Instructions to follow
Without the images, print all the entries below exactly as given.

Information supplied

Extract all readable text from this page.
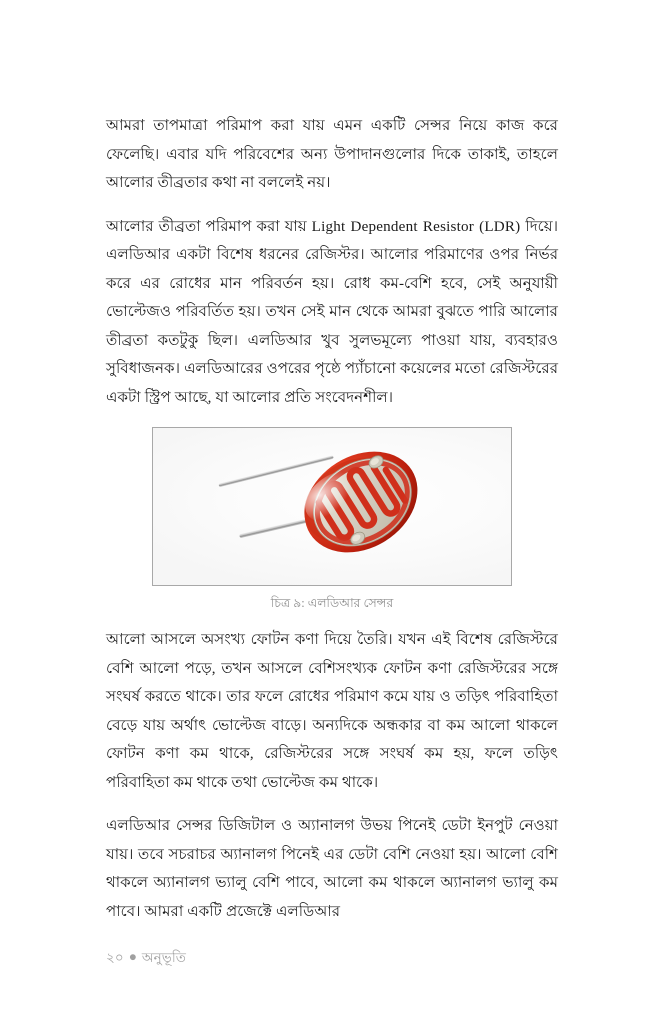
আমরা তাপমাত্রা পরিমাপ করা যায় এমন একটি সেন্সর নিয়ে কাজ করে ফেলেছি। এবার যদি পরিবেশের অন্য উপাদানগুলোর দিকে তাকাই, তাহলে আলোর তীব্রতার কথা না বললেই নয়।

আলোর তীব্রতা পরিমাপ করা যায় Light Dependent Resistor (LDR) দিয়ে। এলডিআর একটা বিশেষ ধরনের রেজিস্টর। আলোর পরিমাণের ওপর নির্ভর করে এর রোধের মান পরিবর্তন হয়। রোধ কম-বেশি হবে, সেই অনুযায়ী ভোল্টেজও পরিবর্তিত হয়। তখন সেই মান থেকে আমরা বুঝতে পারি আলোর তীব্রতা কতটুকু ছিল। এলডিআর খুব সুলভমূল্যে পাওয়া যায়, ব্যবহারও সুবিধাজনক। এলডিআরের ওপরের পৃষ্ঠে প্যাঁচানো কয়েলের মতো রেজিস্টরের একটা স্ট্রিপ আছে, যা আলোর প্রতি সংবেদনশীল।

চিত্র ৯: এলডিআর সেন্সর

আলো আসলে অসংখ্য ফোটন কণা দিয়ে তৈরি। যখন এই বিশেষ রেজিস্টরে বেশি আলো পড়ে, তখন আসলে বেশিসংখ্যক ফোটন কণা রেজিস্টরের সঙ্গে সংঘর্ষ করতে থাকে। তার ফলে রোধের পরিমাণ কমে যায় ও তড়িৎ পরিবাহিতা বেড়ে যায় অর্থাৎ ভোল্টেজ বাড়ে। অন্যদিকে অন্ধকার বা কম আলো থাকলে ফোটন কণা কম থাকে, রেজিস্টরের সঙ্গে সংঘর্ষ কম হয়, ফলে তড়িৎ পরিবাহিতা কম থাকে তথা ভোল্টেজ কম থাকে।

এলডিআর সেন্সর ডিজিটাল ও অ্যানালগ উভয় পিনেই ডেটা ইনপুট নেওয়া যায়। তবে সচরাচর অ্যানালগ পিনেই এর ডেটা বেশি নেওয়া হয়। আলো বেশি থাকলে অ্যানালগ ভ্যালু বেশি পাবে, আলো কম থাকলে অ্যানালগ ভ্যালু কম পাবে। আমরা একটি প্রজেক্টে এলডিআর

২০ ● অনুভূতি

Task response
Extract all readable text from this page.
আমরা তাপমাত্রা পরিমাপ করা যায় এমন একটি সেন্সর নিয়ে কাজ করে ফেলেছি। এবার যদি পরিবেশের অন্য উপাদানগুলোর দিকে তাকাই, তাহলে আলোর তীব্রতার কথা না বললেই নয়।

আলোর তীব্রতা পরিমাপ করা যায় Light Dependent Resistor (LDR) দিয়ে। এলডিআর একটা বিশেষ ধরনের রেজিস্টর। আলোর পরিমাণের ওপর নির্ভর করে এর রোধের মান পরিবর্তন হয়। রোধ কম-বেশি হবে, সেই অনুযায়ী ভোল্টেজও পরিবর্তিত হয়। তখন সেই মান থেকে আমরা বুঝতে পারি আলোর তীব্রতা কতটুকু ছিল। এলডিআর খুব সুলভমূল্যে পাওয়া যায়, ব্যবহারও সুবিধাজনক। এলডিআরের ওপরের পৃষ্ঠে প্যাঁচানো কয়েলের মতো রেজিস্টরের একটা স্ট্রিপ আছে, যা আলোর প্রতি সংবেদনশীল।

চিত্র ৯: এলডিআর সেন্সর

আলো আসলে অসংখ্য ফোটন কণা দিয়ে তৈরি। যখন এই বিশেষ রেজিস্টরে বেশি আলো পড়ে, তখন আসলে বেশিসংখ্যক ফোটন কণা রেজিস্টরের সঙ্গে সংঘর্ষ করতে থাকে। তার ফলে রোধের পরিমাণ কমে যায় ও তড়িৎ পরিবাহিতা বেড়ে যায় অর্থাৎ ভোল্টেজ বাড়ে। অন্যদিকে অন্ধকার বা কম আলো থাকলে ফোটন কণা কম থাকে, রেজিস্টরের সঙ্গে সংঘর্ষ কম হয়, ফলে তড়িৎ পরিবাহিতা কম থাকে তথা ভোল্টেজ কম থাকে।

এলডিআর সেন্সর ডিজিটাল ও অ্যানালগ উভয় পিনেই ডেটা ইনপুট নেওয়া যায়। তবে সচরাচর অ্যানালগ পিনেই এর ডেটা বেশি নেওয়া হয়। আলো বেশি থাকলে অ্যানালগ ভ্যালু বেশি পাবে, আলো কম থাকলে অ্যানালগ ভ্যালু কম পাবে। আমরা একটি প্রজেক্টে এলডিআর

২০ ● অনুভূতি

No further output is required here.